_WORK REQUIRED_: Take each line containing the word "heritage" and copy it.

_TASK MATERIAL_:
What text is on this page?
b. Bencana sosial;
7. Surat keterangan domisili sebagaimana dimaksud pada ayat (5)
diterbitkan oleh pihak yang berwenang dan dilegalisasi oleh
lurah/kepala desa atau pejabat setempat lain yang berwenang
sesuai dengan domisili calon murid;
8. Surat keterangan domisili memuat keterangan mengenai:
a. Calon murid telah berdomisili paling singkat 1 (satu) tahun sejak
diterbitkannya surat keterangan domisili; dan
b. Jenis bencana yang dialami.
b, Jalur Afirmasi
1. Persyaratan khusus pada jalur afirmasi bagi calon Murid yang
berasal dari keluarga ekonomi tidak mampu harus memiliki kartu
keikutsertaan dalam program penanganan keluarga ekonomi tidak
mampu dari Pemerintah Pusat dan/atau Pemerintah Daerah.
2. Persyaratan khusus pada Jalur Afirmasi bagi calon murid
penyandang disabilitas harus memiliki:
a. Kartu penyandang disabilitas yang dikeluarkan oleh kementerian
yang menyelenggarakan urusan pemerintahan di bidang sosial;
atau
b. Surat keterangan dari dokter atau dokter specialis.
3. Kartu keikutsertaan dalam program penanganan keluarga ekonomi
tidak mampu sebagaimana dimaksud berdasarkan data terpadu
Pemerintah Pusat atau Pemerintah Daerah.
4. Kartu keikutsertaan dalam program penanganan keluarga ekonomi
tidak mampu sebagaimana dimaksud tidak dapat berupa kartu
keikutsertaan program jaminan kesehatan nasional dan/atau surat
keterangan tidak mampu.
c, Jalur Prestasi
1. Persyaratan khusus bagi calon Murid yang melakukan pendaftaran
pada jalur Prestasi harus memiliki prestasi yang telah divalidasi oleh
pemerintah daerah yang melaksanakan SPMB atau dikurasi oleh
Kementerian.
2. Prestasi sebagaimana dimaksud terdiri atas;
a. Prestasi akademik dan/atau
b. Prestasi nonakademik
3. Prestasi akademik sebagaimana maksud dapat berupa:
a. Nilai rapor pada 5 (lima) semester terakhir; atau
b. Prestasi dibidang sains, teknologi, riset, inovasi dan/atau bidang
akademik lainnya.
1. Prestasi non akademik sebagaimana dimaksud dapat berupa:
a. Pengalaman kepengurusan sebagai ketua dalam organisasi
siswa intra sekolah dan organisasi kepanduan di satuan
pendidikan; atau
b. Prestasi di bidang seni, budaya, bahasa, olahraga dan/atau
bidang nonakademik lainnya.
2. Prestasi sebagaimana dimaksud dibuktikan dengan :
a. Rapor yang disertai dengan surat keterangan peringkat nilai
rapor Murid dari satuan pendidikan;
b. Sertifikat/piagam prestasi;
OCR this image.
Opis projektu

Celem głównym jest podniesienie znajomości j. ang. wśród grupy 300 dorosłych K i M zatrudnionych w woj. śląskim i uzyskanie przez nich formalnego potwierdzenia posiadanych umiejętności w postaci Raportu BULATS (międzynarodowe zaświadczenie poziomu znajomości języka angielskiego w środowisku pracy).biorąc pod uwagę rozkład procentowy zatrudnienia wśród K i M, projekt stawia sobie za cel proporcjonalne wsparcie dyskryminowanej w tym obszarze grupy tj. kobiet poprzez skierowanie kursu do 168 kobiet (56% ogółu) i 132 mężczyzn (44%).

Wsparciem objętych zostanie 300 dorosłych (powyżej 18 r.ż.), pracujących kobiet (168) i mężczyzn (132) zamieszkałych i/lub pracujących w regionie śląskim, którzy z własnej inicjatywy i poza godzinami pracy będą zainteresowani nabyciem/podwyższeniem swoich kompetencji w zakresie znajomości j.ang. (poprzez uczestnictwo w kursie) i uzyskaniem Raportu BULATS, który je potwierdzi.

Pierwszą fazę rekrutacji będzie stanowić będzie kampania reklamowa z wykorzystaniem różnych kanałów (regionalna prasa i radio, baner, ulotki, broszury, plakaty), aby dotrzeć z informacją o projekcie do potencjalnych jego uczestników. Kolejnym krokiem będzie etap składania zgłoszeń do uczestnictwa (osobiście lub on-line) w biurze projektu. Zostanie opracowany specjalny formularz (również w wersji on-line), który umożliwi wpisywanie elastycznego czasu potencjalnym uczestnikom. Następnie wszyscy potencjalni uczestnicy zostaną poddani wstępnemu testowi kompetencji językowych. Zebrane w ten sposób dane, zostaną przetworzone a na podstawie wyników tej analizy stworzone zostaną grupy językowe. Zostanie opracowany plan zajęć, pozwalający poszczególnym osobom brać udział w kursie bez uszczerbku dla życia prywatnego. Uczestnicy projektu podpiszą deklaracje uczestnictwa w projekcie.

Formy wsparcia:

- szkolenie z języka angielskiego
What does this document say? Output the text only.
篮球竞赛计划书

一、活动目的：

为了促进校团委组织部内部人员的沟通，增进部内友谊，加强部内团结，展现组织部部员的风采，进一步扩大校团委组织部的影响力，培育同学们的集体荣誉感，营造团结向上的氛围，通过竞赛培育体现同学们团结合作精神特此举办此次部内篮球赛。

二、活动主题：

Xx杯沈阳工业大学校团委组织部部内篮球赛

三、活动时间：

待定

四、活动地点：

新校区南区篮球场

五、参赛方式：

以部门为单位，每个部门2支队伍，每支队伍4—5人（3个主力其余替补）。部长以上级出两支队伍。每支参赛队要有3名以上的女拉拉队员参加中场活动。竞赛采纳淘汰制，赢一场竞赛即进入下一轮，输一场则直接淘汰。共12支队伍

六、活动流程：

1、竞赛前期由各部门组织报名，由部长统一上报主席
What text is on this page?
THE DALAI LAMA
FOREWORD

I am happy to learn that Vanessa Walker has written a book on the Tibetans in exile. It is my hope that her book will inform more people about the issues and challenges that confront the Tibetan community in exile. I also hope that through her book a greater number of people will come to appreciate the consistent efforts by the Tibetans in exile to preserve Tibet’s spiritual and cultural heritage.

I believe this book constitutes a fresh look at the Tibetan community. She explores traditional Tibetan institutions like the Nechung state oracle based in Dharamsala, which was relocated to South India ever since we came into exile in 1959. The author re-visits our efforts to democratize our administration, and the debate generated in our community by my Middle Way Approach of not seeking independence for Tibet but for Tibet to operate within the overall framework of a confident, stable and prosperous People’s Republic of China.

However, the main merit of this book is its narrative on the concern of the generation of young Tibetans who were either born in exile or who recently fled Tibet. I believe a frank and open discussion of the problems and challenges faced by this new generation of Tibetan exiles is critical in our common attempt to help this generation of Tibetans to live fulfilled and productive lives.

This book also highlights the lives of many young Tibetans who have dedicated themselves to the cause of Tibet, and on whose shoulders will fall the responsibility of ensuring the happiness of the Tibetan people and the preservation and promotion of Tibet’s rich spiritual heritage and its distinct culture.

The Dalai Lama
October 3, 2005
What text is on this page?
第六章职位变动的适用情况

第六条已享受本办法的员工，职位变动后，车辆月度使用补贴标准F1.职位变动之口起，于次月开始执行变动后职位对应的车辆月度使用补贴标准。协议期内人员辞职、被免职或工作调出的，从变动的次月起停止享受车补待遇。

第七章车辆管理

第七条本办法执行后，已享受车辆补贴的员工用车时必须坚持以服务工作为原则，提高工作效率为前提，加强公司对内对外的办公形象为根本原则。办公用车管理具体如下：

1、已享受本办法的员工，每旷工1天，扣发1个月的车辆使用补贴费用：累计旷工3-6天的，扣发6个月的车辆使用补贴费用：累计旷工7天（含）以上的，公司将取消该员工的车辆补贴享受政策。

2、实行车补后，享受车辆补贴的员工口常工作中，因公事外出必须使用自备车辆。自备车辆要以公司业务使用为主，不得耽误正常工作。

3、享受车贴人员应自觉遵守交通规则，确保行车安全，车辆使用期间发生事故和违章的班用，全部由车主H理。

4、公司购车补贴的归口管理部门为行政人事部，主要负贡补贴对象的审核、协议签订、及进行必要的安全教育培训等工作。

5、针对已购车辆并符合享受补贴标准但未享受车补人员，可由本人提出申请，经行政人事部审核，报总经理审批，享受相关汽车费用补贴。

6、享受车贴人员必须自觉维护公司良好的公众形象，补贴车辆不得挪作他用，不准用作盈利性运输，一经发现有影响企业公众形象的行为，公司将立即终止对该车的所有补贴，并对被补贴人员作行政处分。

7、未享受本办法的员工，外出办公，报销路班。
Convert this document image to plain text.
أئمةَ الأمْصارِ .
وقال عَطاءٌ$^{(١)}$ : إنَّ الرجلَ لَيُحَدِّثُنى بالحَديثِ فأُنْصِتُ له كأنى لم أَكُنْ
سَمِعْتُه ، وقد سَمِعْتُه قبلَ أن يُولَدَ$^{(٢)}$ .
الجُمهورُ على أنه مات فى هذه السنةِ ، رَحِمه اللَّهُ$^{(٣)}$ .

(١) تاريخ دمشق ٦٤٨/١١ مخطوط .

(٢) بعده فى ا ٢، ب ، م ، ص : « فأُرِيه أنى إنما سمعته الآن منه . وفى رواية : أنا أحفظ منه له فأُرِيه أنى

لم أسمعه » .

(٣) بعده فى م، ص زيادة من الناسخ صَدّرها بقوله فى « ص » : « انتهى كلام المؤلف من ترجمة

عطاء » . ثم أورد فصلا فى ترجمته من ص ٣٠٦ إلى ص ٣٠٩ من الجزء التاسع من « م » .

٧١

_RESPONSE_:
I am happy to learn that Vanessa Walker has written a book on the Tibetans in exile. It is my hope that her book will inform more people about the issues and challenges that confront the Tibetan community in exile. I also hope that through her book a greater number of people will come to appreciate the consistent efforts by the Tibetans in exile to preserve Tibet’s spiritual and cultural heritage.
This book also highlights the lives of many young Tibetans who have dedicated themselves to the cause of Tibet, and on whose shoulders will fall the responsibility of ensuring the happiness of the Tibetan people and the preservation and promotion of Tibet’s rich spiritual heritage and its distinct culture.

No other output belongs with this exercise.